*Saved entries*

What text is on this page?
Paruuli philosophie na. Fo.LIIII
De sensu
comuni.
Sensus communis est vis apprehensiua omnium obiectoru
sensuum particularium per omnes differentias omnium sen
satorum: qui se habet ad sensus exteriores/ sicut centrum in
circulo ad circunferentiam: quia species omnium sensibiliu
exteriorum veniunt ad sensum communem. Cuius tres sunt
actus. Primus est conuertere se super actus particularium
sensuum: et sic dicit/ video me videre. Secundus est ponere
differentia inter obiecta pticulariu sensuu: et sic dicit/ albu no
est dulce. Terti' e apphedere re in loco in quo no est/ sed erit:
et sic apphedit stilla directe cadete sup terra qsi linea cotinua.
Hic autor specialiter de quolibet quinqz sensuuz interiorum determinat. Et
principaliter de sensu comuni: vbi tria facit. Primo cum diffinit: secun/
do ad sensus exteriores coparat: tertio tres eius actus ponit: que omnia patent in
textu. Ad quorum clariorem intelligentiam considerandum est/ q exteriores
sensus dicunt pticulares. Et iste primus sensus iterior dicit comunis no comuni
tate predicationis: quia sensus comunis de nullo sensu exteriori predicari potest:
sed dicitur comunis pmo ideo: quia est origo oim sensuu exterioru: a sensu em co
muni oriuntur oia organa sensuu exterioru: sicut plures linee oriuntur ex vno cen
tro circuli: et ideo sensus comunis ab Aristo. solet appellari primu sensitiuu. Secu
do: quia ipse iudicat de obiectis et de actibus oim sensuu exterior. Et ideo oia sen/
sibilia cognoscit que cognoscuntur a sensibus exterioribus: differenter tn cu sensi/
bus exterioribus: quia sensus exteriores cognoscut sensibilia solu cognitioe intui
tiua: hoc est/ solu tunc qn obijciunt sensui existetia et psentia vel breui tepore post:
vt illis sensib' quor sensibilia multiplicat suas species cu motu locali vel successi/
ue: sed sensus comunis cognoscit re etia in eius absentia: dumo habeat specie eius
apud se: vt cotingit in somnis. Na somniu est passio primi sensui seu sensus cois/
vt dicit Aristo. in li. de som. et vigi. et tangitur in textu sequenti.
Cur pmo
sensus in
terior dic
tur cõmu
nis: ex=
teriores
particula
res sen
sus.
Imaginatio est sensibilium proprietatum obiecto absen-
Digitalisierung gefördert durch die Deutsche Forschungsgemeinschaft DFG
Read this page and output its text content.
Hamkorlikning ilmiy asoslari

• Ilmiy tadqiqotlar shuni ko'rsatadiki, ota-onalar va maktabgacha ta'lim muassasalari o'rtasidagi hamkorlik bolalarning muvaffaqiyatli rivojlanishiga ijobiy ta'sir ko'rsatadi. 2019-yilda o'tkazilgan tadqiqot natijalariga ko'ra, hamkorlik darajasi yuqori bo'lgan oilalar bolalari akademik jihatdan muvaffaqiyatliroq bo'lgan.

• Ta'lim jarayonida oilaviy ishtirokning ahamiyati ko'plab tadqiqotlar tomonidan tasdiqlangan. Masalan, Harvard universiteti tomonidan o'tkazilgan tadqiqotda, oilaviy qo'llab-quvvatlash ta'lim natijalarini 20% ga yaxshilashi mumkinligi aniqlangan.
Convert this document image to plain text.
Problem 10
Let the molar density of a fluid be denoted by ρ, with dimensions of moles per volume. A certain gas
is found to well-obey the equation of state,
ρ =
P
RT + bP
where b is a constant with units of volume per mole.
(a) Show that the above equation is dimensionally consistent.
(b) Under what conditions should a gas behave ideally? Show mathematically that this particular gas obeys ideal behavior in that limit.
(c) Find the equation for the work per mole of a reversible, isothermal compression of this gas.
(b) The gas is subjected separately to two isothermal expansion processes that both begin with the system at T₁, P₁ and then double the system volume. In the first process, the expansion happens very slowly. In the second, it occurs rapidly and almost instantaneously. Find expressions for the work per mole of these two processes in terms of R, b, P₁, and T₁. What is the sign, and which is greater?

*WRITTEN INSTRUCTION*
Write out every record, exactly as written.

*EXERCISE SOLUTION*
What text is on this page?
Paruuli philosophie na. Fo.LIIII
De sensu
comuni.
Sensus communis est vis apprehensiua omnium obiectoru
sensuum particularium per omnes differentias omnium sen
satorum: qui se habet ad sensus exteriores/ sicut centrum in
circulo ad circunferentiam: quia species omnium sensibiliu
exteriorum veniunt ad sensum communem. Cuius tres sunt
actus. Primus est conuertere se super actus particularium
sensuum: et sic dicit/ video me videre. Secundus est ponere
differentia inter obiecta pticulariu sensuu: et sic dicit/ albu no
est dulce. Terti' e apphedere re in loco in quo no est/ sed erit:
et sic apphedit stilla directe cadete sup terra qsi linea cotinua.
Hic autor specialiter de quolibet quinqz sensuuz interiorum determinat. Et
principaliter de sensu comuni: vbi tria facit. Primo cum diffinit: secun/
do ad sensus exteriores coparat: tertio tres eius actus ponit: que omnia patent in
textu. Ad quorum clariorem intelligentiam considerandum est/ q exteriores
sensus dicunt pticulares. Et iste primus sensus iterior dicit comunis no comuni
tate predicationis: quia sensus comunis de nullo sensu exteriori predicari potest:
sed dicitur comunis pmo ideo: quia est origo oim sensuu exterioru: a sensu em co
muni oriuntur oia organa sensuu exterioru: sicut plures linee oriuntur ex vno cen
tro circuli: et ideo sensus comunis ab Aristo. solet appellari primu sensitiuu. Secu
do: quia ipse iudicat de obiectis et de actibus oim sensuu exterior. Et ideo oia sen/
sibilia cognoscit que cognoscuntur a sensibus exterioribus: differenter tn cu sensi/
bus exterioribus: quia sensus exteriores cognoscut sensibilia solu cognitioe intui
tiua: hoc est/ solu tunc qn obijciunt sensui existetia et psentia vel breui tepore post:
vt illis sensib' quor sensibilia multiplicat suas species cu motu locali vel successi/
ue: sed sensus comunis cognoscit re etia in eius absentia: dumo habeat specie eius
apud se: vt cotingit in somnis. Na somniu est passio primi sensui seu sensus cois/
vt dicit Aristo. in li. de som. et vigi. et tangitur in textu sequenti.
Cur pmo
sensus in
terior dic
tur cõmu
nis: ex=
teriores
particula
res sen
sus.
Imaginatio est sensibilium proprietatum obiecto absen-
Digitalisierung gefördert durch die Deutsche Forschungsgemeinschaft DFG
Read this page and output its text content.
Hamkorlikning ilmiy asoslari

• Ilmiy tadqiqotlar shuni ko'rsatadiki, ota-onalar va maktabgacha ta'lim muassasalari o'rtasidagi hamkorlik bolalarning muvaffaqiyatli rivojlanishiga ijobiy ta'sir ko'rsatadi. 2019-yilda o'tkazilgan tadqiqot natijalariga ko'ra, hamkorlik darajasi yuqori bo'lgan oilalar bolalari akademik jihatdan muvaffaqiyatliroq bo'lgan.

• Ta'lim jarayonida oilaviy ishtirokning ahamiyati ko'plab tadqiqotlar tomonidan tasdiqlangan. Masalan, Harvard universiteti tomonidan o'tkazilgan tadqiqotda, oilaviy qo'llab-quvvatlash ta'lim natijalarini 20% ga yaxshilashi mumkinligi aniqlangan.
Convert this document image to plain text.
Problem 10
Let the molar density of a fluid be denoted by ρ, with dimensions of moles per volume. A certain gas
is found to well-obey the equation of state,
ρ =
P
RT + bP
where b is a constant with units of volume per mole.
(a) Show that the above equation is dimensionally consistent.
(b) Under what conditions should a gas behave ideally? Show mathematically that this particular gas obeys ideal behavior in that limit.
(c) Find the equation for the work per mole of a reversible, isothermal compression of this gas.
(b) The gas is subjected separately to two isothermal expansion processes that both begin with the system at T₁, P₁ and then double the system volume. In the first process, the expansion happens very slowly. In the second, it occurs rapidly and almost instantaneously. Find expressions for the work per mole of these two processes in terms of R, b, P₁, and T₁. What is the sign, and which is greater?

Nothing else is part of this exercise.